▶ WHAT TO PRODUCE:
Using the records below, count the lines with "shots" in them. Give the number only.

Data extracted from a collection
+---+

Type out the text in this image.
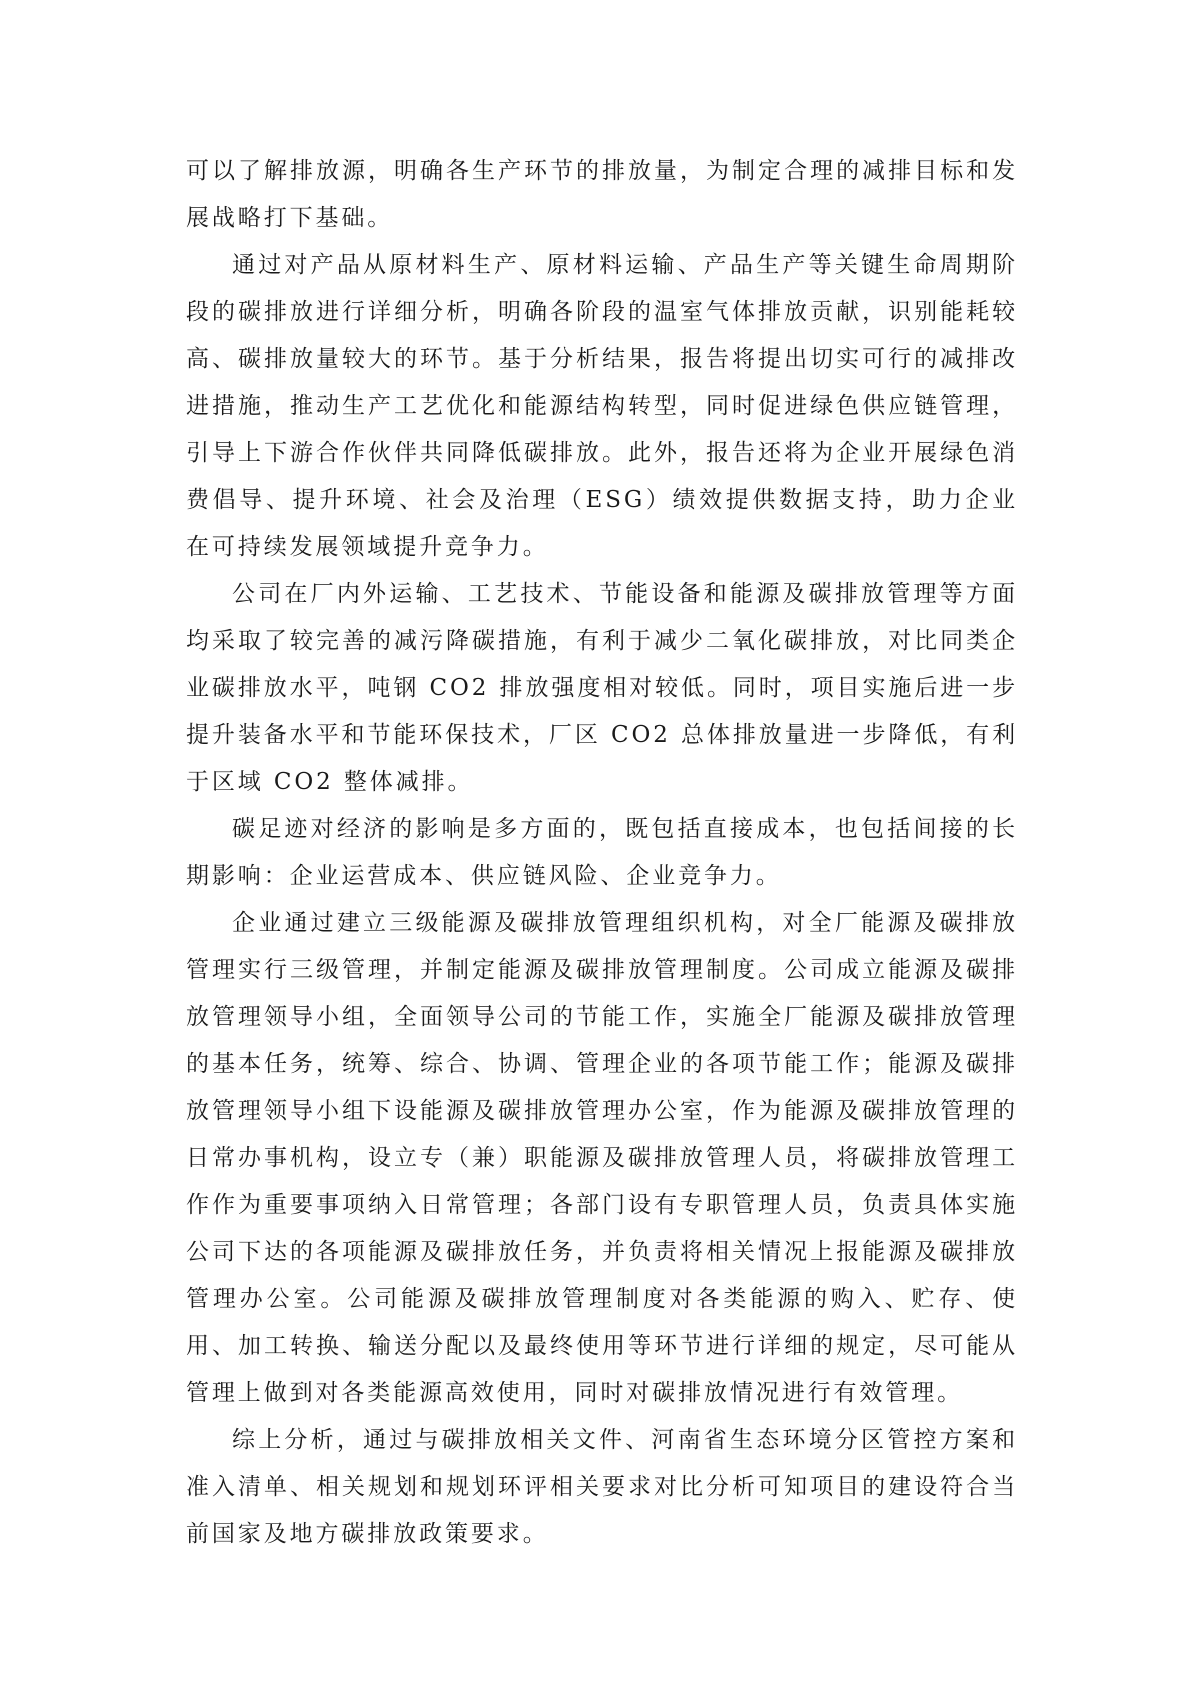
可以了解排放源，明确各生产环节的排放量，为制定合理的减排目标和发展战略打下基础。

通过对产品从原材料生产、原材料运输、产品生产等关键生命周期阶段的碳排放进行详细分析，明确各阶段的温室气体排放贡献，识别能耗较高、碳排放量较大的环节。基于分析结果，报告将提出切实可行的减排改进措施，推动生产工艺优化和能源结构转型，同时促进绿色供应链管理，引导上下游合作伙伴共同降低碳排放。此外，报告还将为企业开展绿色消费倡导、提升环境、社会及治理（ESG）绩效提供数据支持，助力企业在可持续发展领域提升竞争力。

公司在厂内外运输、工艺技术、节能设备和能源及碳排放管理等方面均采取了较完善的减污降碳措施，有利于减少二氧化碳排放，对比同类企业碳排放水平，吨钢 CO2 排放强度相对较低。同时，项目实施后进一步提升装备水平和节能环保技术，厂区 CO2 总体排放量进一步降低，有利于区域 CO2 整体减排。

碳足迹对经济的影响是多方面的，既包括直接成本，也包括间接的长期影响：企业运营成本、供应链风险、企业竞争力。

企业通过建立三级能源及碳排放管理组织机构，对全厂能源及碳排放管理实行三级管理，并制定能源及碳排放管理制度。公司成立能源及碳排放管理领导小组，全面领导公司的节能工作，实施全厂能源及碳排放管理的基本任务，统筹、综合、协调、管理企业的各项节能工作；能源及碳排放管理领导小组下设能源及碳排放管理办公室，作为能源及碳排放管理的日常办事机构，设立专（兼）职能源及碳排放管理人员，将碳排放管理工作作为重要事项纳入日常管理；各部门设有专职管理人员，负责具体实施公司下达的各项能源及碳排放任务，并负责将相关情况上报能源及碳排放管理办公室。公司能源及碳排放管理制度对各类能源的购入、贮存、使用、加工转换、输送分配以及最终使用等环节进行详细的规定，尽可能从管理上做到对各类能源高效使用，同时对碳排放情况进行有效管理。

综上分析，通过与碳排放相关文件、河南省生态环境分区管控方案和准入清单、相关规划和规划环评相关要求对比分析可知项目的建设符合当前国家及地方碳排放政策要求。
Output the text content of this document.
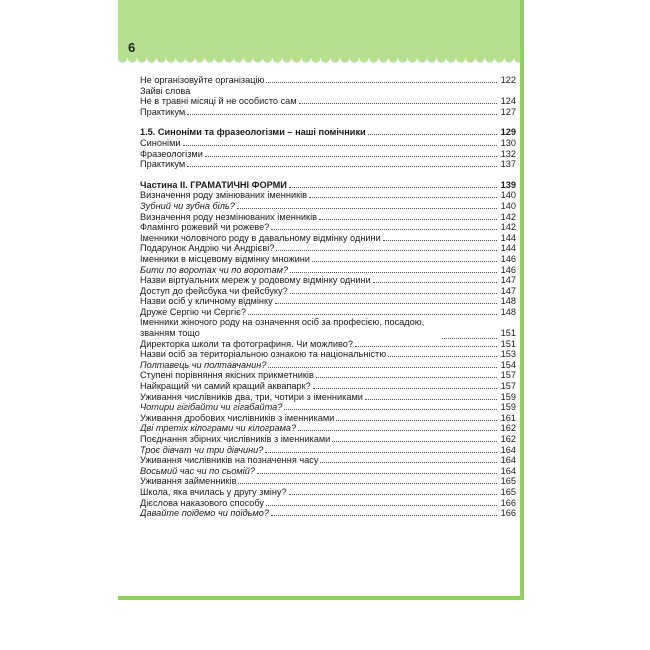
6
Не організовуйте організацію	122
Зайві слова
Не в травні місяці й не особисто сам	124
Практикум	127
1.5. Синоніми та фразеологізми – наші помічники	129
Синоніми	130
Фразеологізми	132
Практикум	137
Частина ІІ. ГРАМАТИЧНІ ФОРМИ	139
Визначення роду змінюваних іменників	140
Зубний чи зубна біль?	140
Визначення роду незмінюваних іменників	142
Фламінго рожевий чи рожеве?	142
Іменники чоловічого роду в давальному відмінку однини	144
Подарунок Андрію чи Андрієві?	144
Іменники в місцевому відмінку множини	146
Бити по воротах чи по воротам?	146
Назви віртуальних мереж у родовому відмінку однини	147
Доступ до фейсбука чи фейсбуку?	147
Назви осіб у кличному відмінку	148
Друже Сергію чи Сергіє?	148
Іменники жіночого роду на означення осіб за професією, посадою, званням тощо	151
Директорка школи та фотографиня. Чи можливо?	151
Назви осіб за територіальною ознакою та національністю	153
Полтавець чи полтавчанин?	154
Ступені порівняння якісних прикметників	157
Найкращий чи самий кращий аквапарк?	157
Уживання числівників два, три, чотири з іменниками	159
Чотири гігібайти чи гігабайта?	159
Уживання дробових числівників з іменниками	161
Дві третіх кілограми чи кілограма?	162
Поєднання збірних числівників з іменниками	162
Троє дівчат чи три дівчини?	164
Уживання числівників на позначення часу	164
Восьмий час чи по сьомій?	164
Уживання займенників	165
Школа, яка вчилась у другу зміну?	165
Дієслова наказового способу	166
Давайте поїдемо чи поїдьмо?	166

+---+

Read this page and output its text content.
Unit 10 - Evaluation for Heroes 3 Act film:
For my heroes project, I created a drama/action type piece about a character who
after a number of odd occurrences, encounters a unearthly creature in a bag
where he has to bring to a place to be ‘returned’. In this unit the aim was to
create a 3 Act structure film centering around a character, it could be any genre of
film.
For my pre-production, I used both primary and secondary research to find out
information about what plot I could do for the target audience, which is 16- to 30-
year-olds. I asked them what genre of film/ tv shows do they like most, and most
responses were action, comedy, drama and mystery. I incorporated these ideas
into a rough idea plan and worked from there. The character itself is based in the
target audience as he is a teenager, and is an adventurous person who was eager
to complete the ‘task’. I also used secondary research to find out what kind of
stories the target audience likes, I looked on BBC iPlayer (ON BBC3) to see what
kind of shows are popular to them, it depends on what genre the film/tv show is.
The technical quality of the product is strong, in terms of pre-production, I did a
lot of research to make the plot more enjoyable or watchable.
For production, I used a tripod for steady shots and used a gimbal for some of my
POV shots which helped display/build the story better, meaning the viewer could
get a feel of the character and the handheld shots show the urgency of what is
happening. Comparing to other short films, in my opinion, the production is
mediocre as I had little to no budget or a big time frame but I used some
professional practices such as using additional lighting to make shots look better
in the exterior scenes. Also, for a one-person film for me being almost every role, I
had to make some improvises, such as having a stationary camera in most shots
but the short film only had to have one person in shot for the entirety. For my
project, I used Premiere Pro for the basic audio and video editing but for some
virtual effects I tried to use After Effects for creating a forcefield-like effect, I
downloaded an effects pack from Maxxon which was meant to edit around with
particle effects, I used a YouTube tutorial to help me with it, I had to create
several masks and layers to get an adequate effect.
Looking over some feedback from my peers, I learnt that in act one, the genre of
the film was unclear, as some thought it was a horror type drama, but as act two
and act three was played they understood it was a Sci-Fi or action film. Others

+---+

▶ RESPONSE BELOW:
5